**** RECORDS SUPPLIED ****

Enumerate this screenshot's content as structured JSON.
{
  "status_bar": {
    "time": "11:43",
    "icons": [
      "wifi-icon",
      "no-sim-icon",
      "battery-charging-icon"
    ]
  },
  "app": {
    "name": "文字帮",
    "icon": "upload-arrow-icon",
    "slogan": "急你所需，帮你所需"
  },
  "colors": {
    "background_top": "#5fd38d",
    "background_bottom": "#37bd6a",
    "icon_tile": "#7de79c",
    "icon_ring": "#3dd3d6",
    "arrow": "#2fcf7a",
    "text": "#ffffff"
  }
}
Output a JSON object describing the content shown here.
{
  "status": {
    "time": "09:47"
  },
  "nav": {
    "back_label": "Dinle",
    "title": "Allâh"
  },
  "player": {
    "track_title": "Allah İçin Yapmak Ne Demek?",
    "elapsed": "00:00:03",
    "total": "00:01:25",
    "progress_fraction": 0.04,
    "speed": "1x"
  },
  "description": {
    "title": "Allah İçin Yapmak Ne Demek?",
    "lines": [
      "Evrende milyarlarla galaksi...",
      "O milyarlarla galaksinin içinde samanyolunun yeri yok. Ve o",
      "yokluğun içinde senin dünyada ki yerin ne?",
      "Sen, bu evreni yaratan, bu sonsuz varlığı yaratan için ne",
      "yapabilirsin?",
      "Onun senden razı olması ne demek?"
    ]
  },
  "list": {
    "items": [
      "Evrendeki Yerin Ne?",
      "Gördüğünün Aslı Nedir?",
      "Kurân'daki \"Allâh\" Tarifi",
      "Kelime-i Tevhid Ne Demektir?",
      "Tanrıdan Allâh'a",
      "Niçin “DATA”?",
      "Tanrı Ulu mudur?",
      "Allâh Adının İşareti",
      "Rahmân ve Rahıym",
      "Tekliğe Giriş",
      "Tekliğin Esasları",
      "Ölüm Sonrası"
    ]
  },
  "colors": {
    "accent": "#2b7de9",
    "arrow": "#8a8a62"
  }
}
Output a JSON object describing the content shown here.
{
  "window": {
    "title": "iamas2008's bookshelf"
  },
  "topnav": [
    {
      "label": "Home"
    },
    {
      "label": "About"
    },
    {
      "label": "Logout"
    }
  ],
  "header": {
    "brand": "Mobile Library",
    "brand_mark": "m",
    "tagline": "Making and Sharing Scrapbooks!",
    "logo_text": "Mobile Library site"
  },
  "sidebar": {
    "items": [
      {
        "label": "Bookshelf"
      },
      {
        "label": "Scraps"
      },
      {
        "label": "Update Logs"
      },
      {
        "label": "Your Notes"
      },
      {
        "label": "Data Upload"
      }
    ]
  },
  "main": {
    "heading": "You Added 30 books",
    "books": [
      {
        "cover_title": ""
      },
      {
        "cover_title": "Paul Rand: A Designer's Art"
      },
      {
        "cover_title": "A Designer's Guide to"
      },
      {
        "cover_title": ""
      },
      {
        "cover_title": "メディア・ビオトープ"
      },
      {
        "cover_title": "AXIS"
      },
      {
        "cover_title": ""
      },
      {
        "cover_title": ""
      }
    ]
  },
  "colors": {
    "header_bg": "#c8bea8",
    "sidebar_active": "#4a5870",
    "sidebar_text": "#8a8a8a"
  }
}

****
**** RECORDS SUPPLIED ****

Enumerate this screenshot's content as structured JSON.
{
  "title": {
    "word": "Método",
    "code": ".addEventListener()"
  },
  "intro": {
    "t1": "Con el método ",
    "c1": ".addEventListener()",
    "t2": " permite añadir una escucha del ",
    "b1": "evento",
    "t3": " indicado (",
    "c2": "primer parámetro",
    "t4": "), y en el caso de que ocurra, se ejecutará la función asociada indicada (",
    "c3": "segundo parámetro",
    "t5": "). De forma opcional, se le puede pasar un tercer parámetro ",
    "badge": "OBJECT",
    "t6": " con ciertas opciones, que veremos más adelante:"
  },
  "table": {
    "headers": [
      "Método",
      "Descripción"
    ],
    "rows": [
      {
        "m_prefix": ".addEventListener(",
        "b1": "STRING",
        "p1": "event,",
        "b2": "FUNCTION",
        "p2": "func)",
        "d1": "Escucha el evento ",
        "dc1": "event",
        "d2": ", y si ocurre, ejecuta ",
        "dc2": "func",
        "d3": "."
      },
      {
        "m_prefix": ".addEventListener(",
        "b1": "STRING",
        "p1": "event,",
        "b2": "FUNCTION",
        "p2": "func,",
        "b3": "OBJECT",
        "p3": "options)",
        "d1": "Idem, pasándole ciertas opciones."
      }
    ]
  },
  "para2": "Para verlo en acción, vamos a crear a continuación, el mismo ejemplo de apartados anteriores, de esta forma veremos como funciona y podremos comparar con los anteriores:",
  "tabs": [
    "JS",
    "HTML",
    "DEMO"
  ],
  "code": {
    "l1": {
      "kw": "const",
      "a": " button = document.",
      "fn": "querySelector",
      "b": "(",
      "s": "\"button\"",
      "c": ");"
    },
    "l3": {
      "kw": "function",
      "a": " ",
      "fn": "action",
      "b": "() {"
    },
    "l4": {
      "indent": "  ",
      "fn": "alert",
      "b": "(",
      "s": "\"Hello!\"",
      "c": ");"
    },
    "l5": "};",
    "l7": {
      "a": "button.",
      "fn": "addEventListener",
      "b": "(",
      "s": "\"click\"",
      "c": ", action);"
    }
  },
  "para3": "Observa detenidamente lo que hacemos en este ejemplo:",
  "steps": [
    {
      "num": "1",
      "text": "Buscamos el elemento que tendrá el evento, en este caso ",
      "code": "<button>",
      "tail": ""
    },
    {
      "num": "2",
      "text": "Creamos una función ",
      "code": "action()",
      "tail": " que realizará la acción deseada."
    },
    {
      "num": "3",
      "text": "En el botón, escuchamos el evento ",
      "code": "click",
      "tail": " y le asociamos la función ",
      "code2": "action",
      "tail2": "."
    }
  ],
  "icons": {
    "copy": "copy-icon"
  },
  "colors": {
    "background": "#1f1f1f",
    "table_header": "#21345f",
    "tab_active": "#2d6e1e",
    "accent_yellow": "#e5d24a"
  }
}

****

• [REQUEST]: List all lines where "parámetro" occurs.

• [RESPONSE FOR THIS EXERCISE]:
    "c2": "primer parámetro",
    "c3": "segundo parámetro",
    "t5": "). De forma opcional, se le puede pasar un tercer parámetro ",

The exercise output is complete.